• **To be done**
Repeat every line of the material, character for character.

>> start Supplied data

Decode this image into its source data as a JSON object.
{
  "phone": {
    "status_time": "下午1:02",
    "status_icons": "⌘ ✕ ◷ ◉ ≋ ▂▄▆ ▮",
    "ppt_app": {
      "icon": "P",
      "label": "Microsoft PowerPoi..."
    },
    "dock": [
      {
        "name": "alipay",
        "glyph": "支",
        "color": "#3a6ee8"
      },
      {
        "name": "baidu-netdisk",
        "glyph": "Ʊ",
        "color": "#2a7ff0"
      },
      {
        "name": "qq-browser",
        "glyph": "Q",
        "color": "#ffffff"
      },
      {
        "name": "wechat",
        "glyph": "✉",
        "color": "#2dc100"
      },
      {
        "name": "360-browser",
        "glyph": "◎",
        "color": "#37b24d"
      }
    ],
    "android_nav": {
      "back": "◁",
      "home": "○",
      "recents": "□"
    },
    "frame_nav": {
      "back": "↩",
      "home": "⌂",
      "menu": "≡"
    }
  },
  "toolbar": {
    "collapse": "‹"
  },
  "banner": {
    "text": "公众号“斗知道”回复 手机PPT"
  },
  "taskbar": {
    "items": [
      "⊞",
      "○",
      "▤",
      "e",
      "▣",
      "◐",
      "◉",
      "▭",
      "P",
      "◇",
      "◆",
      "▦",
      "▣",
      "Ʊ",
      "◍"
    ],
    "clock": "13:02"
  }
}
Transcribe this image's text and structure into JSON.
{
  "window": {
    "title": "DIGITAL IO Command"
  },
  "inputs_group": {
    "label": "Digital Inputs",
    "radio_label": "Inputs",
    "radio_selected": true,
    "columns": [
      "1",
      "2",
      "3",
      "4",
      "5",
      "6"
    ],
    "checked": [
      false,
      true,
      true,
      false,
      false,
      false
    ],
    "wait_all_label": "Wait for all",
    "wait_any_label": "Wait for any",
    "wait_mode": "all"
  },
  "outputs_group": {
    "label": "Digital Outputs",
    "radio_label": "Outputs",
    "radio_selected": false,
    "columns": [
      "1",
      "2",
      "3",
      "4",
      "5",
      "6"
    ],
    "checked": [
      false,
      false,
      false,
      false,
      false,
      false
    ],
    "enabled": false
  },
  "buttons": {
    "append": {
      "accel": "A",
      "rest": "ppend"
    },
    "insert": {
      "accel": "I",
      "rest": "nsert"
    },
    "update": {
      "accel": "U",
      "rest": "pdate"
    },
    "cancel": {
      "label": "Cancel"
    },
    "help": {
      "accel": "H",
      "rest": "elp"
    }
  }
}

>> end Supplied data

• **Problem solution**
Decode this image into its source data as a JSON object.
{
  "phone": {
    "status_time": "下午1:02",
    "status_icons": "⌘ ✕ ◷ ◉ ≋ ▂▄▆ ▮",
    "ppt_app": {
      "icon": "P",
      "label": "Microsoft PowerPoi..."
    },
    "dock": [
      {
        "name": "alipay",
        "glyph": "支",
        "color": "#3a6ee8"
      },
      {
        "name": "baidu-netdisk",
        "glyph": "Ʊ",
        "color": "#2a7ff0"
      },
      {
        "name": "qq-browser",
        "glyph": "Q",
        "color": "#ffffff"
      },
      {
        "name": "wechat",
        "glyph": "✉",
        "color": "#2dc100"
      },
      {
        "name": "360-browser",
        "glyph": "◎",
        "color": "#37b24d"
      }
    ],
    "android_nav": {
      "back": "◁",
      "home": "○",
      "recents": "□"
    },
    "frame_nav": {
      "back": "↩",
      "home": "⌂",
      "menu": "≡"
    }
  },
  "toolbar": {
    "collapse": "‹"
  },
  "banner": {
    "text": "公众号“斗知道”回复 手机PPT"
  },
  "taskbar": {
    "items": [
      "⊞",
      "○",
      "▤",
      "e",
      "▣",
      "◐",
      "◉",
      "▭",
      "P",
      "◇",
      "◆",
      "▦",
      "▣",
      "Ʊ",
      "◍"
    ],
    "clock": "13:02"
  }
}
Transcribe this image's text and structure into JSON.
{
  "window": {
    "title": "DIGITAL IO Command"
  },
  "inputs_group": {
    "label": "Digital Inputs",
    "radio_label": "Inputs",
    "radio_selected": true,
    "columns": [
      "1",
      "2",
      "3",
      "4",
      "5",
      "6"
    ],
    "checked": [
      false,
      true,
      true,
      false,
      false,
      false
    ],
    "wait_all_label": "Wait for all",
    "wait_any_label": "Wait for any",
    "wait_mode": "all"
  },
  "outputs_group": {
    "label": "Digital Outputs",
    "radio_label": "Outputs",
    "radio_selected": false,
    "columns": [
      "1",
      "2",
      "3",
      "4",
      "5",
      "6"
    ],
    "checked": [
      false,
      false,
      false,
      false,
      false,
      false
    ],
    "enabled": false
  },
  "buttons": {
    "append": {
      "accel": "A",
      "rest": "ppend"
    },
    "insert": {
      "accel": "I",
      "rest": "nsert"
    },
    "update": {
      "accel": "U",
      "rest": "pdate"
    },
    "cancel": {
      "label": "Cancel"
    },
    "help": {
      "accel": "H",
      "rest": "elp"
    }
  }
}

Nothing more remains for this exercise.